PROBLEM DETAILS
Below are the records; collect from them each line containing the string "PRÁCTICA".

************

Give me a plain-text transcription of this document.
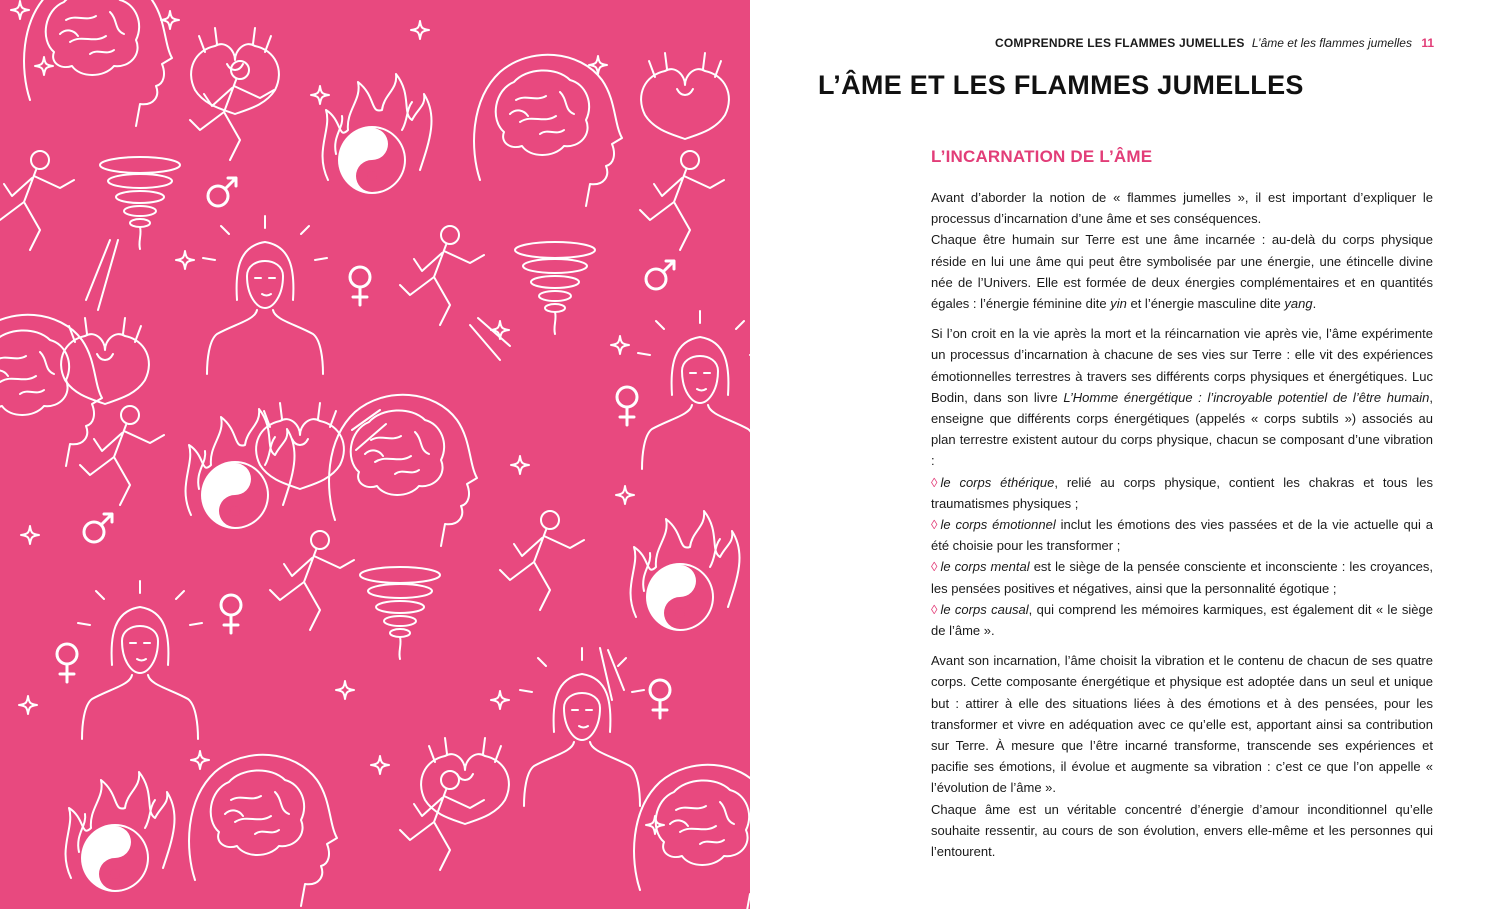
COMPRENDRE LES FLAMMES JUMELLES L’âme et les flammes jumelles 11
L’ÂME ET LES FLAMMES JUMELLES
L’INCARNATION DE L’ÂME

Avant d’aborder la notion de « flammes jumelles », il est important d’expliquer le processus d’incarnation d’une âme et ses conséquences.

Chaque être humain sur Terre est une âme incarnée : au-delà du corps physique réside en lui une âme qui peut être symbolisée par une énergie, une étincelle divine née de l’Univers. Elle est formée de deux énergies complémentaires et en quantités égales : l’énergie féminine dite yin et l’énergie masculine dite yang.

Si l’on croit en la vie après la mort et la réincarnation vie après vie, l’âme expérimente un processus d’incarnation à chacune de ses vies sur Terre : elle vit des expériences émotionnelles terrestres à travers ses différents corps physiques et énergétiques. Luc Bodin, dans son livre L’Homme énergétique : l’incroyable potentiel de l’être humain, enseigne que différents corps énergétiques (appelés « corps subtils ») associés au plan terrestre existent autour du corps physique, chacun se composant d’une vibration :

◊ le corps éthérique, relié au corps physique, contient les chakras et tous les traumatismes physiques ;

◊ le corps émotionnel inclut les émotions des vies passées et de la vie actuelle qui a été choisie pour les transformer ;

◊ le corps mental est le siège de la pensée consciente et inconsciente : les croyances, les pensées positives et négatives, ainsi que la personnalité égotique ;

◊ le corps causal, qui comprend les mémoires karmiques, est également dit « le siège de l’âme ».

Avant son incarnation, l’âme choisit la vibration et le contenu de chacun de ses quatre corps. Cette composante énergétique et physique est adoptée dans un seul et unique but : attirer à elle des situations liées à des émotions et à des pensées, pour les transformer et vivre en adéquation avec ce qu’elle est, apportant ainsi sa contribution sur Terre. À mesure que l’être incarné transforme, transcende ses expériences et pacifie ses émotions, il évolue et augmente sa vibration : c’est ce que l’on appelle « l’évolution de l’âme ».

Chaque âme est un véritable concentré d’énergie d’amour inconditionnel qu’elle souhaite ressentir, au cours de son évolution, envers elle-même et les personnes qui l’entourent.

************

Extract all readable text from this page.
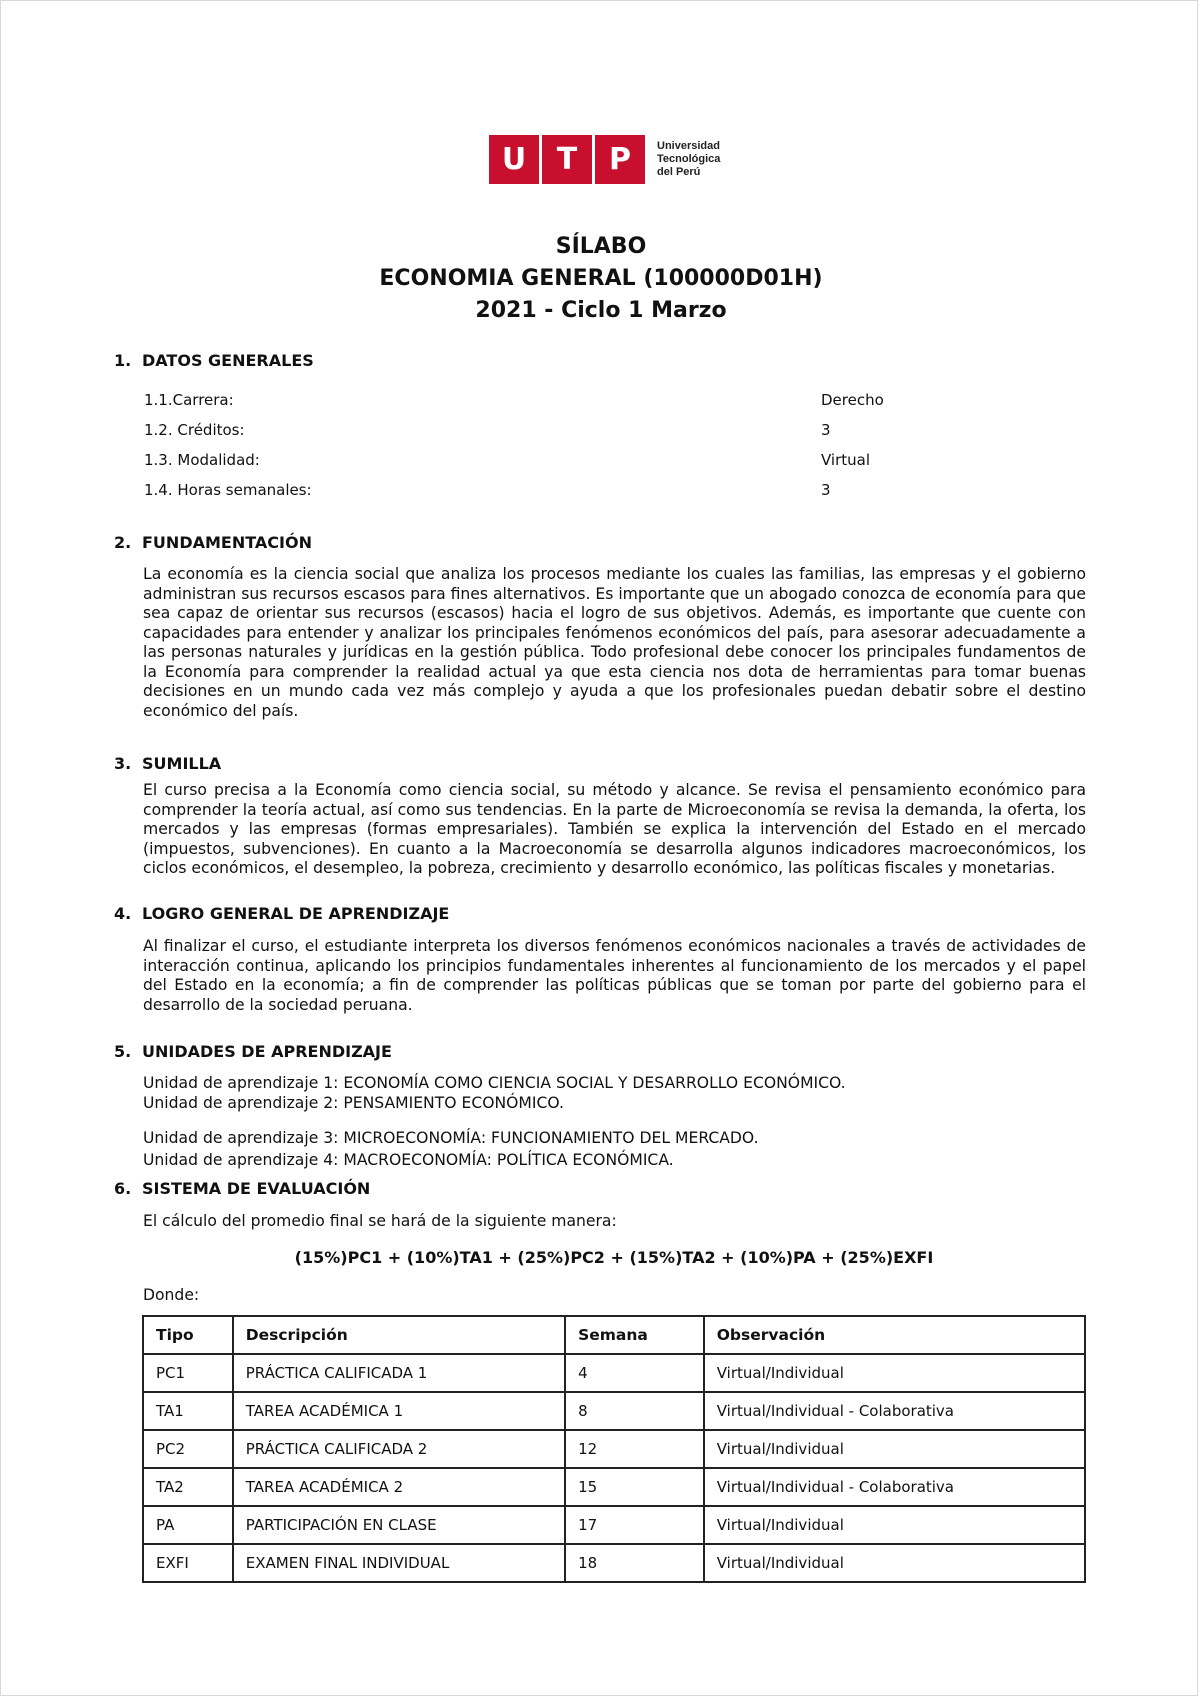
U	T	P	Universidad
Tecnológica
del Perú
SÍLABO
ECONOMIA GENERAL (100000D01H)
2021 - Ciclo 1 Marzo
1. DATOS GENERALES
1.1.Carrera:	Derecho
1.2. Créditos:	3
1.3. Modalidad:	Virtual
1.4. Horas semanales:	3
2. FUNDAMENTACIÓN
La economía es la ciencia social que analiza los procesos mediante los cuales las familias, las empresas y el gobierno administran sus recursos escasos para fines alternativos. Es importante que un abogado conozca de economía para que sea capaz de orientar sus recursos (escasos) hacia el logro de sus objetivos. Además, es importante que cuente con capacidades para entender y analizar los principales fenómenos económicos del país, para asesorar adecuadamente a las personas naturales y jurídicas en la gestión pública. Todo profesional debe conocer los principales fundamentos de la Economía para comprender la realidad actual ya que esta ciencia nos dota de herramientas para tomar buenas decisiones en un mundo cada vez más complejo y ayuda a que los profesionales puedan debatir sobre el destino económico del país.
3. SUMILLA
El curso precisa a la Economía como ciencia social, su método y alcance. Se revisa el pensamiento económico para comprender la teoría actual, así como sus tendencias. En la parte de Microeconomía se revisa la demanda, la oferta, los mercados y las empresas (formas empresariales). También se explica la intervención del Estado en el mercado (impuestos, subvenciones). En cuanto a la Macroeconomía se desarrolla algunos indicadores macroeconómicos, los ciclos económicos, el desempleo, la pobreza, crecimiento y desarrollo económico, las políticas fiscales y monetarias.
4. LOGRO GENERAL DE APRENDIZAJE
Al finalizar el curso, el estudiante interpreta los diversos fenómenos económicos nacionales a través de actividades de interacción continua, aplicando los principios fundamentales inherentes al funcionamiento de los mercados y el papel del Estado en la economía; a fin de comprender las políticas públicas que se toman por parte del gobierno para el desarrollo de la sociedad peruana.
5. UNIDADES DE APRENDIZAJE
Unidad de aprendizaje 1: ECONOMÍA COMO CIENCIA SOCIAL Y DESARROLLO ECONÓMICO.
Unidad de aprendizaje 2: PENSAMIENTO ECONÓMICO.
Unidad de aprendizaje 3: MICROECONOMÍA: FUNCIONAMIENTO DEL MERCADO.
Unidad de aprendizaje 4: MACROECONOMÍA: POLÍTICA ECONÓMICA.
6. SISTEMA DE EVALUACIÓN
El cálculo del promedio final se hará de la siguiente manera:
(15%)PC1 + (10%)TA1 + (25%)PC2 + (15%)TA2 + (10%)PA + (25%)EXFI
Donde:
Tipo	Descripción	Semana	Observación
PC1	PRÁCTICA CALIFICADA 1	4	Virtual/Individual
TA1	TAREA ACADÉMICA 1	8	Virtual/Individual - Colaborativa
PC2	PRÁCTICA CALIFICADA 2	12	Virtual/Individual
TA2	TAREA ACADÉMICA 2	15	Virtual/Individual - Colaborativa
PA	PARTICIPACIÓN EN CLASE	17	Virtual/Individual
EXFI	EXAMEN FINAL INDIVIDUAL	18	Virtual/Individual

************

SOLUTION TO THIS EXERCISE
PC1	PRÁCTICA CALIFICADA 1	4	Virtual/Individual
PC2	PRÁCTICA CALIFICADA 2	12	Virtual/Individual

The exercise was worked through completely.